DATA SUPPLIED:

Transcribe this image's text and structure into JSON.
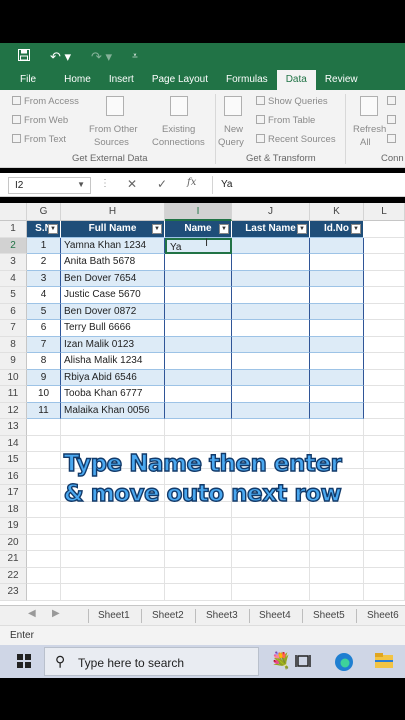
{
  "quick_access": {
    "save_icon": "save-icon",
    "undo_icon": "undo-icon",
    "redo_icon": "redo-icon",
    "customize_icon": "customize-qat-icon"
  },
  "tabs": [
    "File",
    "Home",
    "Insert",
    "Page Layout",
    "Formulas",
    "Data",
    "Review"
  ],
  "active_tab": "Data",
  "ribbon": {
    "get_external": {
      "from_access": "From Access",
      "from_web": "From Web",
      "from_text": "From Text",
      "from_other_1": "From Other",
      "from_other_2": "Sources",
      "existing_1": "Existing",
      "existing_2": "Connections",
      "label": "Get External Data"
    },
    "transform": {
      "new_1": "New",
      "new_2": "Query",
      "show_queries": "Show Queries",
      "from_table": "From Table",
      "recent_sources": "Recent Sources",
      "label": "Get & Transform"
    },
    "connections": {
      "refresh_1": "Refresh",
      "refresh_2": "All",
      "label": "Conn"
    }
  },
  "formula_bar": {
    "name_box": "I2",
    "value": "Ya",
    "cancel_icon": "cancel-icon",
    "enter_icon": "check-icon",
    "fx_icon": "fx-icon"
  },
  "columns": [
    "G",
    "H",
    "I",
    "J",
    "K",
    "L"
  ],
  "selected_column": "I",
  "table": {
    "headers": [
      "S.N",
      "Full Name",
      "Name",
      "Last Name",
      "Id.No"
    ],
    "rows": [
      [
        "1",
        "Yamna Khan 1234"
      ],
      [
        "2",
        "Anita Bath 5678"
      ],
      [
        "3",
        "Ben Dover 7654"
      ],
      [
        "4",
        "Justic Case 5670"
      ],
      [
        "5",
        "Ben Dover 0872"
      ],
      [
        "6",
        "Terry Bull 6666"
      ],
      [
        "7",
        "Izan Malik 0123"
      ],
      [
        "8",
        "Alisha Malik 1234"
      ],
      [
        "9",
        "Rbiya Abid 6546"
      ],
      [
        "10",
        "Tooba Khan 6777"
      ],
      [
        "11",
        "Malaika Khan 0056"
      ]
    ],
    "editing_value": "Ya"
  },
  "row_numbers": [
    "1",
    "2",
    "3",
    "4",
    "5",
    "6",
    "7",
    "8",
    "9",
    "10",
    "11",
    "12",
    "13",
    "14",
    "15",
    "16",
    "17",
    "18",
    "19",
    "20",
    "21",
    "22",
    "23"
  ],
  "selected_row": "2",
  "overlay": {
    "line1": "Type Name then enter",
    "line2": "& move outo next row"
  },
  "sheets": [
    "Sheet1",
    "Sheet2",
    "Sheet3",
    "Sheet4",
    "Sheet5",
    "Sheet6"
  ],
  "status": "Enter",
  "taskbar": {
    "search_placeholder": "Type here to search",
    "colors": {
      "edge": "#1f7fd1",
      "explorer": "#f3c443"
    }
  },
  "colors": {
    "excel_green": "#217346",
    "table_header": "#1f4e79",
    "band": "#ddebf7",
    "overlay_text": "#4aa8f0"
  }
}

...

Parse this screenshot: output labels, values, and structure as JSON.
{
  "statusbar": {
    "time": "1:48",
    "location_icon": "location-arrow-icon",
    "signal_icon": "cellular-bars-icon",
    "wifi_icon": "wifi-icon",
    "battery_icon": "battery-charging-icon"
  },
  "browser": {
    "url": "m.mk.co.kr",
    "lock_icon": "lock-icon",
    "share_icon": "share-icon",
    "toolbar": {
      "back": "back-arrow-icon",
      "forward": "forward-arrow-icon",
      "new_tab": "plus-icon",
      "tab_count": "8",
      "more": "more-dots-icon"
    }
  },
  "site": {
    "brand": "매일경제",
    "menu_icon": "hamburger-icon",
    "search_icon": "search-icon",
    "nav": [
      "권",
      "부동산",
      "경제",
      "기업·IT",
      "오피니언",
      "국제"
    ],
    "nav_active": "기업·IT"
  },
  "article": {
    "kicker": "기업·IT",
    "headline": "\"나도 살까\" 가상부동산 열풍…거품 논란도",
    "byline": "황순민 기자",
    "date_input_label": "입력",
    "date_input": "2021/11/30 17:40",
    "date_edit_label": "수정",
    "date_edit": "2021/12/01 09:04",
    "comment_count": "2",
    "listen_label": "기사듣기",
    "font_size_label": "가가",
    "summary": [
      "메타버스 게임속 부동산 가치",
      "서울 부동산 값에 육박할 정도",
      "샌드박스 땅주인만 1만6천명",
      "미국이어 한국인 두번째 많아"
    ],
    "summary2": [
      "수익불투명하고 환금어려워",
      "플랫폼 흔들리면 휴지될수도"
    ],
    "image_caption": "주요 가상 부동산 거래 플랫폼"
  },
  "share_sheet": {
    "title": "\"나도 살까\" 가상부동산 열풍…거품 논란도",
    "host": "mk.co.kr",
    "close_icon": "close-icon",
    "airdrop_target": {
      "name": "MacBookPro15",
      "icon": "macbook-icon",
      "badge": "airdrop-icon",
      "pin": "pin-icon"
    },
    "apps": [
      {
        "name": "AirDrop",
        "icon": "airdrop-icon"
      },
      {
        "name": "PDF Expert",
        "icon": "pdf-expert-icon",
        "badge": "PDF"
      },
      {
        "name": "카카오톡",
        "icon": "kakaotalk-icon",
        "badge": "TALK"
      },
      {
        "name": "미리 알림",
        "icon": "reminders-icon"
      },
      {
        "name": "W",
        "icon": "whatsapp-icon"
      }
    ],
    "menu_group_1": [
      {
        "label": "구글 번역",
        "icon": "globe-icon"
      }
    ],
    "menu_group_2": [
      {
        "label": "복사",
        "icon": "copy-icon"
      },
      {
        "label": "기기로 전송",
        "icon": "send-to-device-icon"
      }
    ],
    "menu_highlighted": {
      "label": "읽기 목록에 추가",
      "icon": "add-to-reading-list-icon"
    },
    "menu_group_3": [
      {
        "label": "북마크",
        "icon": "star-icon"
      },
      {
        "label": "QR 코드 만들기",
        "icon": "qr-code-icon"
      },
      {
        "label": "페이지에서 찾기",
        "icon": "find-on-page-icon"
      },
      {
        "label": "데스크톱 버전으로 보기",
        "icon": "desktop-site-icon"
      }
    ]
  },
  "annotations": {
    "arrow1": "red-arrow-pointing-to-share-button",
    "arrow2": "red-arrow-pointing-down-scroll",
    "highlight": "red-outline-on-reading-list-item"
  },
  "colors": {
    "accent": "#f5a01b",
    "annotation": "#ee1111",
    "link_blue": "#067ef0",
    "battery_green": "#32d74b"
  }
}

WHAT TO PRODUCE:
Select every line above that contains the word "pointing", and copy it.

WRITTEN SOLUTION:
    "arrow1": "red-arrow-pointing-to-share-button",
    "arrow2": "red-arrow-pointing-down-scroll",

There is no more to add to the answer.